> _Written exercise_: Write every line of the material out exactly as shown.

Stored entries:
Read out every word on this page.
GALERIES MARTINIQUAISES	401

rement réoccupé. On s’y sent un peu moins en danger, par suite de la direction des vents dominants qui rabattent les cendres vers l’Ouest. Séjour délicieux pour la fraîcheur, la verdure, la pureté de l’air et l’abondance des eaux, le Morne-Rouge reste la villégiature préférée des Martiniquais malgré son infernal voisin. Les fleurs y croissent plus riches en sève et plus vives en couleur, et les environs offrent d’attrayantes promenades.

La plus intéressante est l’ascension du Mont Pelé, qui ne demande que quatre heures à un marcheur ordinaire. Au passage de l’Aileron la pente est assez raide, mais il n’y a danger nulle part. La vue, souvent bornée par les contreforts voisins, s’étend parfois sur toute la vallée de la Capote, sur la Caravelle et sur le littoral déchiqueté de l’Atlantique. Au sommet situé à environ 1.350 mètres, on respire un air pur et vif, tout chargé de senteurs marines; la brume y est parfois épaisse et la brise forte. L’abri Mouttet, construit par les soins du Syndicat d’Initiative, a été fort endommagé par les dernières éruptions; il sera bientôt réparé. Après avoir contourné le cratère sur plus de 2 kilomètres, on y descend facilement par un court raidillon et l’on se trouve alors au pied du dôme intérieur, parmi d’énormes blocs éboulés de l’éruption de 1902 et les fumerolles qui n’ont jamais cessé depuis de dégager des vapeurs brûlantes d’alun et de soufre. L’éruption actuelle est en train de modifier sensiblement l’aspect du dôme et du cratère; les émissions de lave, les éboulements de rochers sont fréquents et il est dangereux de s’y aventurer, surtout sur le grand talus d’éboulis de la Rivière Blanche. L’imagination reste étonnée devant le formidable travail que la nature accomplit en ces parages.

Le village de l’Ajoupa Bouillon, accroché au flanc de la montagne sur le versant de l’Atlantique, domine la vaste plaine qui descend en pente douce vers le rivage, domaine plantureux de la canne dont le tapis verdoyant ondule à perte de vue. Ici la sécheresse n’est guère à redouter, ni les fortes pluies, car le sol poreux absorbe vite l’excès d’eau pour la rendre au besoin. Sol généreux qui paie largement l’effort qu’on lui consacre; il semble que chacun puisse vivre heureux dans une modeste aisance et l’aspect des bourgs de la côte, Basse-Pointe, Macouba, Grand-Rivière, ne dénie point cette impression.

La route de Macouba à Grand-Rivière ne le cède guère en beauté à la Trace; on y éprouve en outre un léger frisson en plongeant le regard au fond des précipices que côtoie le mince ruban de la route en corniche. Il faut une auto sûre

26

> _Solution to this problem_:
Read out every word on this page.
GALERIES MARTINIQUAISES	401

rement réoccupé. On s’y sent un peu moins en danger, par suite de la direction des vents dominants qui rabattent les cendres vers l’Ouest. Séjour délicieux pour la fraîcheur, la verdure, la pureté de l’air et l’abondance des eaux, le Morne-Rouge reste la villégiature préférée des Martiniquais malgré son infernal voisin. Les fleurs y croissent plus riches en sève et plus vives en couleur, et les environs offrent d’attrayantes promenades.

La plus intéressante est l’ascension du Mont Pelé, qui ne demande que quatre heures à un marcheur ordinaire. Au passage de l’Aileron la pente est assez raide, mais il n’y a danger nulle part. La vue, souvent bornée par les contreforts voisins, s’étend parfois sur toute la vallée de la Capote, sur la Caravelle et sur le littoral déchiqueté de l’Atlantique. Au sommet situé à environ 1.350 mètres, on respire un air pur et vif, tout chargé de senteurs marines; la brume y est parfois épaisse et la brise forte. L’abri Mouttet, construit par les soins du Syndicat d’Initiative, a été fort endommagé par les dernières éruptions; il sera bientôt réparé. Après avoir contourné le cratère sur plus de 2 kilomètres, on y descend facilement par un court raidillon et l’on se trouve alors au pied du dôme intérieur, parmi d’énormes blocs éboulés de l’éruption de 1902 et les fumerolles qui n’ont jamais cessé depuis de dégager des vapeurs brûlantes d’alun et de soufre. L’éruption actuelle est en train de modifier sensiblement l’aspect du dôme et du cratère; les émissions de lave, les éboulements de rochers sont fréquents et il est dangereux de s’y aventurer, surtout sur le grand talus d’éboulis de la Rivière Blanche. L’imagination reste étonnée devant le formidable travail que la nature accomplit en ces parages.

Le village de l’Ajoupa Bouillon, accroché au flanc de la montagne sur le versant de l’Atlantique, domine la vaste plaine qui descend en pente douce vers le rivage, domaine plantureux de la canne dont le tapis verdoyant ondule à perte de vue. Ici la sécheresse n’est guère à redouter, ni les fortes pluies, car le sol poreux absorbe vite l’excès d’eau pour la rendre au besoin. Sol généreux qui paie largement l’effort qu’on lui consacre; il semble que chacun puisse vivre heureux dans une modeste aisance et l’aspect des bourgs de la côte, Basse-Pointe, Macouba, Grand-Rivière, ne dénie point cette impression.

La route de Macouba à Grand-Rivière ne le cède guère en beauté à la Trace; on y éprouve en outre un léger frisson en plongeant le regard au fond des précipices que côtoie le mince ruban de la route en corniche. Il faut une auto sûre

26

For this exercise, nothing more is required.